Calculate how many lines in the following records hold the word "Give", and report that number without comment.

-- BEGIN Exercise material --

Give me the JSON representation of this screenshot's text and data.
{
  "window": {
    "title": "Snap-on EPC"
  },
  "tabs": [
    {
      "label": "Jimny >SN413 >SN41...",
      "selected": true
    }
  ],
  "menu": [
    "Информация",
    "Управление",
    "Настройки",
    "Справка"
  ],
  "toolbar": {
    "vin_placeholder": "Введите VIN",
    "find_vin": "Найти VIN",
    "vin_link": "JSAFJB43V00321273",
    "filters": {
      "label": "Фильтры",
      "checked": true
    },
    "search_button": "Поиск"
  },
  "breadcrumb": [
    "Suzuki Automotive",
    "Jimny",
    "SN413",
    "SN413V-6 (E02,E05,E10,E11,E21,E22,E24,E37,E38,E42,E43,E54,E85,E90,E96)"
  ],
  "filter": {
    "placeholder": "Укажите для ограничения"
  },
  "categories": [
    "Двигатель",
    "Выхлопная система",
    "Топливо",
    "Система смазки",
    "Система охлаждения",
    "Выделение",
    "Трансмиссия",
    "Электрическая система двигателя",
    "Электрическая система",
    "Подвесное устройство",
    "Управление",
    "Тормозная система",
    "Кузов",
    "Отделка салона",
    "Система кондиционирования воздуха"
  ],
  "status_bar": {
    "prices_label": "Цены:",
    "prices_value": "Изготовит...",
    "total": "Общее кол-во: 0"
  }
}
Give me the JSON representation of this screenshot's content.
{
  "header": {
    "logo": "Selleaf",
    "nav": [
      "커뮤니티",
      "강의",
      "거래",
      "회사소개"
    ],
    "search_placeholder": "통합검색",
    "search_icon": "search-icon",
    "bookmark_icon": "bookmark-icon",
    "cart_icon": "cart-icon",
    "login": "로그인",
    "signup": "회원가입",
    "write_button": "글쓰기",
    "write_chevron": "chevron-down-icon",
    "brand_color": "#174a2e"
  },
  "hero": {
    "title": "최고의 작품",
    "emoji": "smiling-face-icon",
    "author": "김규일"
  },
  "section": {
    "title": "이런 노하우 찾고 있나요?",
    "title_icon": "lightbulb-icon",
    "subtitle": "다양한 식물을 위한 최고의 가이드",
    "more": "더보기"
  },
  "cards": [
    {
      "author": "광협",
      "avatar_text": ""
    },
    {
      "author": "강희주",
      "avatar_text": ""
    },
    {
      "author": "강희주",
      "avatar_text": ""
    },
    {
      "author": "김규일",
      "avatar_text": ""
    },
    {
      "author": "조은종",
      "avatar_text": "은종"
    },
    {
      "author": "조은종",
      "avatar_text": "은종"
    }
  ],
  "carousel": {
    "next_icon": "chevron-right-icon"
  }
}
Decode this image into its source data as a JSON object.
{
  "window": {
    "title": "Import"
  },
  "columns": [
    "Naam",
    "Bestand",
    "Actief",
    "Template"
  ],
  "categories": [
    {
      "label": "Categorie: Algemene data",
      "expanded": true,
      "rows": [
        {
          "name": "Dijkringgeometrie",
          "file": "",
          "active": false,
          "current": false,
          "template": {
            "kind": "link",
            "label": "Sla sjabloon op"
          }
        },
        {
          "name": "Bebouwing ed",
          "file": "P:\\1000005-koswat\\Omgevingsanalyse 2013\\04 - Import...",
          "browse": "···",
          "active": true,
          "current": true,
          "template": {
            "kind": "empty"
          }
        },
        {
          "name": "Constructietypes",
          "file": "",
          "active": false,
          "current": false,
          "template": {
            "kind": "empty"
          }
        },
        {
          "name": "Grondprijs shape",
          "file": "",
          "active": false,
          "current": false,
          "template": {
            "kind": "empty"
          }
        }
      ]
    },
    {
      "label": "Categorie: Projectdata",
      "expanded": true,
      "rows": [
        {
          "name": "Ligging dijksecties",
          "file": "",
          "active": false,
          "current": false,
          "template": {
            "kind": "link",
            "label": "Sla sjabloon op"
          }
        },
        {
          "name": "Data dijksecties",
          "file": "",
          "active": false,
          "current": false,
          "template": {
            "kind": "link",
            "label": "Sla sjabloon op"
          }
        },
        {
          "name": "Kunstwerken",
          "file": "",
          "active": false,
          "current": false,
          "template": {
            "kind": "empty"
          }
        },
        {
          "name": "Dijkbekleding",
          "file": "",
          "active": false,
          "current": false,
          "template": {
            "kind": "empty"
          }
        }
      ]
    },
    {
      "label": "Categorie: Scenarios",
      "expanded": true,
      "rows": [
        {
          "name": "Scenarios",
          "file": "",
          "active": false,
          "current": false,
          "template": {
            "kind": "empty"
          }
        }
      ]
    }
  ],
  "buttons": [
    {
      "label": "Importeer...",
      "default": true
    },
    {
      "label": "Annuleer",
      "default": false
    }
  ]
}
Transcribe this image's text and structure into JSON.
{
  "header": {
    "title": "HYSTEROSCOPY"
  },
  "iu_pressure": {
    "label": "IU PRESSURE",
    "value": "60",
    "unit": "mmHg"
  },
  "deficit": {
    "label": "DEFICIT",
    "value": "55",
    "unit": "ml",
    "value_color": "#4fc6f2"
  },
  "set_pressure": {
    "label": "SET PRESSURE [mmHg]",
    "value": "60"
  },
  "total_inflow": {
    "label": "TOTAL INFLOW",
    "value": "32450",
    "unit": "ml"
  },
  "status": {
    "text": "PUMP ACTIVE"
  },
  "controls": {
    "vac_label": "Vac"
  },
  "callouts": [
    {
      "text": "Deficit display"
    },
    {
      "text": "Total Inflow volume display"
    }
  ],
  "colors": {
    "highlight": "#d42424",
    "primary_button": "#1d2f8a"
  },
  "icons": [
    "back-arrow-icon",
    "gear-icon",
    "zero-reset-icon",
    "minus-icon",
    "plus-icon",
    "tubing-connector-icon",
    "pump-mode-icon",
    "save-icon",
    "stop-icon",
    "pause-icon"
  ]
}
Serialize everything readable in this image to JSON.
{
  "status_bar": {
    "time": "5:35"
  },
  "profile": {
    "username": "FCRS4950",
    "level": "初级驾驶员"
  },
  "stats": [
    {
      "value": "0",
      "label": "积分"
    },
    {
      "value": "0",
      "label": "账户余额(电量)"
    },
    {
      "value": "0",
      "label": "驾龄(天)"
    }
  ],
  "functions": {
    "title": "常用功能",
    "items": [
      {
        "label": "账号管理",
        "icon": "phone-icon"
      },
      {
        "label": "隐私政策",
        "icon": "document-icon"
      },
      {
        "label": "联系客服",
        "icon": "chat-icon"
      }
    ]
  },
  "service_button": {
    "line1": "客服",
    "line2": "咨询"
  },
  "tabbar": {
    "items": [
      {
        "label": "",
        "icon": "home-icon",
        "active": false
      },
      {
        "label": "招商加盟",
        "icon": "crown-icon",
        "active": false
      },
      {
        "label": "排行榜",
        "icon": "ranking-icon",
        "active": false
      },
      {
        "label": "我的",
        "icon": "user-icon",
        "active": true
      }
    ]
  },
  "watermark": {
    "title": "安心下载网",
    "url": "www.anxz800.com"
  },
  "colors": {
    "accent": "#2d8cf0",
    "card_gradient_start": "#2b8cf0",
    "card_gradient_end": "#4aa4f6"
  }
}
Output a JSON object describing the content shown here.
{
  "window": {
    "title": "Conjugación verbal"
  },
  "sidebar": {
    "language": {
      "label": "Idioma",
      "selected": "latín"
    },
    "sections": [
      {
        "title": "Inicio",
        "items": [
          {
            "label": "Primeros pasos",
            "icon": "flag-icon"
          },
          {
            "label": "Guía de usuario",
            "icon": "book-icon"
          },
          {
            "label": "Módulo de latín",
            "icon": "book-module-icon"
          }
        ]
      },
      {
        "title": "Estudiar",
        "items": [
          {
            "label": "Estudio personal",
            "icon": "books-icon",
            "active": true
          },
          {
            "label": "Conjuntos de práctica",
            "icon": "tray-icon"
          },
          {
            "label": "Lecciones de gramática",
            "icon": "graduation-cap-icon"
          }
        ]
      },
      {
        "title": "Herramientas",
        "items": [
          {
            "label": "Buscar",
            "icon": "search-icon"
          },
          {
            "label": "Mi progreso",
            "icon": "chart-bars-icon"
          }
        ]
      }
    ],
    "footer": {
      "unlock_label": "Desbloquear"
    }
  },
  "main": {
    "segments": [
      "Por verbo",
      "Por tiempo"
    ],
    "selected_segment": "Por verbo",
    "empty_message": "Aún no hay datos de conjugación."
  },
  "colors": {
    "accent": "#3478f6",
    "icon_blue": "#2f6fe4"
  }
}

-- END Exercise material --

Problem solution:
2